> [Your goal] Among the records that follow, count the lines with the string "Glätten"; report only that count.

::: Data for this exercise

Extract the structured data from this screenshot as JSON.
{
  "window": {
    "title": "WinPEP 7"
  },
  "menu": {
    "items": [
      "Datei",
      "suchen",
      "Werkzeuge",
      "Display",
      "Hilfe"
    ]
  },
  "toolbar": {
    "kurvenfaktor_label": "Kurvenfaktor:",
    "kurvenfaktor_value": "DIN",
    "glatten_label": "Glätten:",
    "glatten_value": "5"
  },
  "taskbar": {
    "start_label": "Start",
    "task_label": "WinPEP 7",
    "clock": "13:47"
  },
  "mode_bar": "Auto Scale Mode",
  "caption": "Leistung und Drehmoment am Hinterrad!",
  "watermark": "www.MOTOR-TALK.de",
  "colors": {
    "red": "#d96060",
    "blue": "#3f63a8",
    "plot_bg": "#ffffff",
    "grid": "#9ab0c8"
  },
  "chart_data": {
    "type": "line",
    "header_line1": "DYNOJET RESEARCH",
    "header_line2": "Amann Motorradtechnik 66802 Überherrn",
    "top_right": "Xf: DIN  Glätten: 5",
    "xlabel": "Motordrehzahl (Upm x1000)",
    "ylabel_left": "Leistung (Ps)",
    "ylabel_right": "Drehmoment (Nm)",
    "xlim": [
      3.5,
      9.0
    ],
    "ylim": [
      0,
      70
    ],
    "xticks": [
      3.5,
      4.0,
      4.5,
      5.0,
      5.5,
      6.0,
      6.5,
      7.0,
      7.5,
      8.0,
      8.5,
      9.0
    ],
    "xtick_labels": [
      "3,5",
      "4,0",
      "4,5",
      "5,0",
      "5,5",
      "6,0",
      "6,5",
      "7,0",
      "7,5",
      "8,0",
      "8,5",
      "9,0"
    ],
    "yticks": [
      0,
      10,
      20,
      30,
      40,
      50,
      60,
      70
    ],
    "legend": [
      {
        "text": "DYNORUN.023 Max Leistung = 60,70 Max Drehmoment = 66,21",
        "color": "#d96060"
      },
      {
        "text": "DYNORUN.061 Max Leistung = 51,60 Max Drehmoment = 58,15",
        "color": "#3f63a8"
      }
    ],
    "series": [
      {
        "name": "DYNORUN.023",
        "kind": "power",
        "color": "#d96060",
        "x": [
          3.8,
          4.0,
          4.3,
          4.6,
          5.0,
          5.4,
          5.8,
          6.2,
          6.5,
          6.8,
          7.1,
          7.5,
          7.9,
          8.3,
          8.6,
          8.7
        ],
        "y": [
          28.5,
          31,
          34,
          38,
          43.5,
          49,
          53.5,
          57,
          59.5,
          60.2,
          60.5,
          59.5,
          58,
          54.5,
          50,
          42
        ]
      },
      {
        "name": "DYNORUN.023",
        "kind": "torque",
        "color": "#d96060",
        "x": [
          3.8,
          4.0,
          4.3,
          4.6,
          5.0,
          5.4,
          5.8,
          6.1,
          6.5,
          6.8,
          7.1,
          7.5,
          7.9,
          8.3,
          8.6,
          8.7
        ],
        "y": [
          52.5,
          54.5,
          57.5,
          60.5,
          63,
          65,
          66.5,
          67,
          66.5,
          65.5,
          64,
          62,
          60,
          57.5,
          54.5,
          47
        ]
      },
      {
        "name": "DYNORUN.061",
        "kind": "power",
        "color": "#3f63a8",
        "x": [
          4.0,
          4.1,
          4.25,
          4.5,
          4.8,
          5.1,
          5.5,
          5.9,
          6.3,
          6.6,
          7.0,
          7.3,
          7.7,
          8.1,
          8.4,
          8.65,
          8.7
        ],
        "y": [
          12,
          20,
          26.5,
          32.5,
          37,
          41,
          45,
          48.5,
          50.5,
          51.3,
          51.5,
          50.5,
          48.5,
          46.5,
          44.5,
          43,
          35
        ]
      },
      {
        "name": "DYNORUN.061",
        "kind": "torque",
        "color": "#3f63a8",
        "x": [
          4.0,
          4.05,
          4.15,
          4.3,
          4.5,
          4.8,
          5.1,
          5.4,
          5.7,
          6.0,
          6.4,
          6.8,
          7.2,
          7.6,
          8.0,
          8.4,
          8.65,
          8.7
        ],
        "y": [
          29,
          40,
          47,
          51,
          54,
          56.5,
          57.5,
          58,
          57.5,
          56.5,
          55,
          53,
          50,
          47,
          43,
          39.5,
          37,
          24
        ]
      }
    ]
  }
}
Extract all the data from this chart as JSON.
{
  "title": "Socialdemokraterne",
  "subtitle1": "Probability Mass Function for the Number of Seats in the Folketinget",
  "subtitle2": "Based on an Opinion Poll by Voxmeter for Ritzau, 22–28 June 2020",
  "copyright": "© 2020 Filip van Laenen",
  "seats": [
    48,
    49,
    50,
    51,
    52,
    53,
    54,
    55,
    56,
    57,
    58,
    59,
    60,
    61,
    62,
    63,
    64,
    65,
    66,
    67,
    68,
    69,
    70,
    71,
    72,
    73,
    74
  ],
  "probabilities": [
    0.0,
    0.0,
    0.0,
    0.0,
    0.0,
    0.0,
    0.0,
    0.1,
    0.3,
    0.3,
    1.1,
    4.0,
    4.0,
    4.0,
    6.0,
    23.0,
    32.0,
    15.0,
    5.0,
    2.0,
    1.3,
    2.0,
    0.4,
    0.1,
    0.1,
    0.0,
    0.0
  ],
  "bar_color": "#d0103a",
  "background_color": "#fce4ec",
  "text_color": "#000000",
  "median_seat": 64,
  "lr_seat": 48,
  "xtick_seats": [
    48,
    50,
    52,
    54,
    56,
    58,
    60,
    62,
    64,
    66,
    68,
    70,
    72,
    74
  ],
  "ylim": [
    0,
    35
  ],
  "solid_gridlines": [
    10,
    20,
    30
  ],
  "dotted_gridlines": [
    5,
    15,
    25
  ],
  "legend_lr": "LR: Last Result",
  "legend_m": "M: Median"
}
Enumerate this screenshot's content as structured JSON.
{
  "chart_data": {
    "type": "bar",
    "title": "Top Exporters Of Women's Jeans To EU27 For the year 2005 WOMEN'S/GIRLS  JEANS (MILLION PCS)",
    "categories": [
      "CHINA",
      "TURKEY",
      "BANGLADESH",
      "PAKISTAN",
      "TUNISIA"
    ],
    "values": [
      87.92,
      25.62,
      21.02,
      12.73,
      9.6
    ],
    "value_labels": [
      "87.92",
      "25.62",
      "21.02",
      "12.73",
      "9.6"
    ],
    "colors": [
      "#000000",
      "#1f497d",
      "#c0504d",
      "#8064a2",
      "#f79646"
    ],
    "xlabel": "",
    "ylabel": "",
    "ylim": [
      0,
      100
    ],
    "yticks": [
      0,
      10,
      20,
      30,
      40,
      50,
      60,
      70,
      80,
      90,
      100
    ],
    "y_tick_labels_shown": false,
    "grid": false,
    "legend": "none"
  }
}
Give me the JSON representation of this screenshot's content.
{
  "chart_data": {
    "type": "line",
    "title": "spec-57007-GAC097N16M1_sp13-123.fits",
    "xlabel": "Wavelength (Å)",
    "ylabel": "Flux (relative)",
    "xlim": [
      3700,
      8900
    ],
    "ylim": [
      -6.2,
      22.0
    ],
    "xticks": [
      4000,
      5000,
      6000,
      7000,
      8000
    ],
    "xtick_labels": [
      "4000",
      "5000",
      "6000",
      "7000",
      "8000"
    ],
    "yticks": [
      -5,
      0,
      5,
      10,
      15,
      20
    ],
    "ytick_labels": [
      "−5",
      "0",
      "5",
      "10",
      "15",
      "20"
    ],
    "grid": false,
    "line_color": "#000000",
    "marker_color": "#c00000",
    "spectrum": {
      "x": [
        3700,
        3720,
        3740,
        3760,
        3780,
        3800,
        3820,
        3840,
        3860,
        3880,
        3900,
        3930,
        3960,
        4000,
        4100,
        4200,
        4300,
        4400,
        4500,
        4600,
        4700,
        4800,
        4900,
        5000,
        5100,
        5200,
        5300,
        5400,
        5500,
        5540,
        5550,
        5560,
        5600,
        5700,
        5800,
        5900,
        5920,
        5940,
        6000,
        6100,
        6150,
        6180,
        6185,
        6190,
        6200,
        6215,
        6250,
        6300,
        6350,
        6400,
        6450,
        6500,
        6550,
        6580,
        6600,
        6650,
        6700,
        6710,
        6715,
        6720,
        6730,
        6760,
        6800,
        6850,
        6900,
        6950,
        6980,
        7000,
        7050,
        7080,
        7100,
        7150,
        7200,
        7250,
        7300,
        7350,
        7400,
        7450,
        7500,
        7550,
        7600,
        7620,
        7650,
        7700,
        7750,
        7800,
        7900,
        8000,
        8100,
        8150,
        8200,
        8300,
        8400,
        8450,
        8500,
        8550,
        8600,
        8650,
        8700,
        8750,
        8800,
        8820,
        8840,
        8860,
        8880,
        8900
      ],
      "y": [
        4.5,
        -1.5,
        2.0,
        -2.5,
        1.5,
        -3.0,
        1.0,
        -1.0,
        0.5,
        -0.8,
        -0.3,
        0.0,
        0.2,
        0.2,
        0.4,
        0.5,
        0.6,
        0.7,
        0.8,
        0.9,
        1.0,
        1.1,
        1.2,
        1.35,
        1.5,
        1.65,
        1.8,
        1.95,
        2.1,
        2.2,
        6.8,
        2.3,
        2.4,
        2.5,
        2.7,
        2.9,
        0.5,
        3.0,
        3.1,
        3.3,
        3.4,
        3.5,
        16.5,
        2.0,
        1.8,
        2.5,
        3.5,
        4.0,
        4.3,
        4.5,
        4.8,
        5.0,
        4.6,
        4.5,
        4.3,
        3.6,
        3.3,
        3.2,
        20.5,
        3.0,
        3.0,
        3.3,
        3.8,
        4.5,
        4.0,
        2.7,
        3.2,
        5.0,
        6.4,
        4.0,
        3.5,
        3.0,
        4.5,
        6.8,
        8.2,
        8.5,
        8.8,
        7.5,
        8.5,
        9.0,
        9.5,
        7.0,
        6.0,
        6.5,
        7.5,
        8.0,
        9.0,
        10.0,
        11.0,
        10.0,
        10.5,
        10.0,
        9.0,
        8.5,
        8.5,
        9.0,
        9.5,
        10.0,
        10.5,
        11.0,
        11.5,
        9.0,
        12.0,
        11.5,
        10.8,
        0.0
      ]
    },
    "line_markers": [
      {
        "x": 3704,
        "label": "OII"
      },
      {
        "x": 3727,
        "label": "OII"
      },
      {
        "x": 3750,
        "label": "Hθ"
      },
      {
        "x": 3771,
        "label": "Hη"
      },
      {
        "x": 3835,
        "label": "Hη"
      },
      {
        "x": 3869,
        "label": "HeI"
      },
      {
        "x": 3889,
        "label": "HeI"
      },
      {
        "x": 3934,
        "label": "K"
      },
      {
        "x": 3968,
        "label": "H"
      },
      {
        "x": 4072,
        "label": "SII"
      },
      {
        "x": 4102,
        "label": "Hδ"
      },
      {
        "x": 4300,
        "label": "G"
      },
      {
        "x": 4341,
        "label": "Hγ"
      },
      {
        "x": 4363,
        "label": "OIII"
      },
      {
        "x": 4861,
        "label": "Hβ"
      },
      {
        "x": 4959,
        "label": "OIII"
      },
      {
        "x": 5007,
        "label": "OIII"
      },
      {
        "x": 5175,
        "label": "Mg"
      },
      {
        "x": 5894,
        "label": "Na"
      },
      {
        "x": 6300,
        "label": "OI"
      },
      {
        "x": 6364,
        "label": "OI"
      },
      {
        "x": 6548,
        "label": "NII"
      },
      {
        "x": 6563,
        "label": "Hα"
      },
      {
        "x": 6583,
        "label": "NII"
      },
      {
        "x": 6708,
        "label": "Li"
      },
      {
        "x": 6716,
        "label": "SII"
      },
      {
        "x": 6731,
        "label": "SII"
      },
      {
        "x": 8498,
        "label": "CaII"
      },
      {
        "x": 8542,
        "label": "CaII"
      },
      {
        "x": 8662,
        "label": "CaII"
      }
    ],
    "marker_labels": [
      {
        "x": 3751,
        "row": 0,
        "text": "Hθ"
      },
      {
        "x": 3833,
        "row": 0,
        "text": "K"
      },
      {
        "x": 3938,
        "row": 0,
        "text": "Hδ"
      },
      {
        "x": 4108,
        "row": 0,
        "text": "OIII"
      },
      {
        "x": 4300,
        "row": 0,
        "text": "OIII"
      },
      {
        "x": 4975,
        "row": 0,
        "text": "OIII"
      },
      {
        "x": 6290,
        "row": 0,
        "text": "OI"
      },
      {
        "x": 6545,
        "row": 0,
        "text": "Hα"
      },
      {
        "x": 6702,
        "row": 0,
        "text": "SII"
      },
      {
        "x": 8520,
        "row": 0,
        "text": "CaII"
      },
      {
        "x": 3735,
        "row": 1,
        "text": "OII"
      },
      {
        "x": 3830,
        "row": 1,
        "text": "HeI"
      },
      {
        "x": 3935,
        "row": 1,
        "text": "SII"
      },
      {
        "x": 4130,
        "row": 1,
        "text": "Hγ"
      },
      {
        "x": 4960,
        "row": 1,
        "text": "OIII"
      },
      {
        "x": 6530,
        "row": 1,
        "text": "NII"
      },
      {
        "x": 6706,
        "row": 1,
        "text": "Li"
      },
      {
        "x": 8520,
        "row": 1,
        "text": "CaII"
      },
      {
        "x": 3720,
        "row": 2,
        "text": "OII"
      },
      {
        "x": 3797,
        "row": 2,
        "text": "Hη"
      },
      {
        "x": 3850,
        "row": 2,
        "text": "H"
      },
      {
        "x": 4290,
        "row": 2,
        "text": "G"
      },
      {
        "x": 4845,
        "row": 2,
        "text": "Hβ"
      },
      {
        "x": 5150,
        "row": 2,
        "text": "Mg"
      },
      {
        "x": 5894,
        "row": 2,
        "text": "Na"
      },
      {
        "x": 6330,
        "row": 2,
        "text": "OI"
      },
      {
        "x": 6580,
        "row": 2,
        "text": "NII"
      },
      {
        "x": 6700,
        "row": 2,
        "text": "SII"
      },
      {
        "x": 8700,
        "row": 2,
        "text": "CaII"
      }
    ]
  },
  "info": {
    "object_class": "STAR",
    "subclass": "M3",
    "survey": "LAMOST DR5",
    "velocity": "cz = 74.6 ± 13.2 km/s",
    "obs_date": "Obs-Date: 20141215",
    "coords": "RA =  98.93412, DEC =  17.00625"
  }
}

::::::

> [Complete answer] 2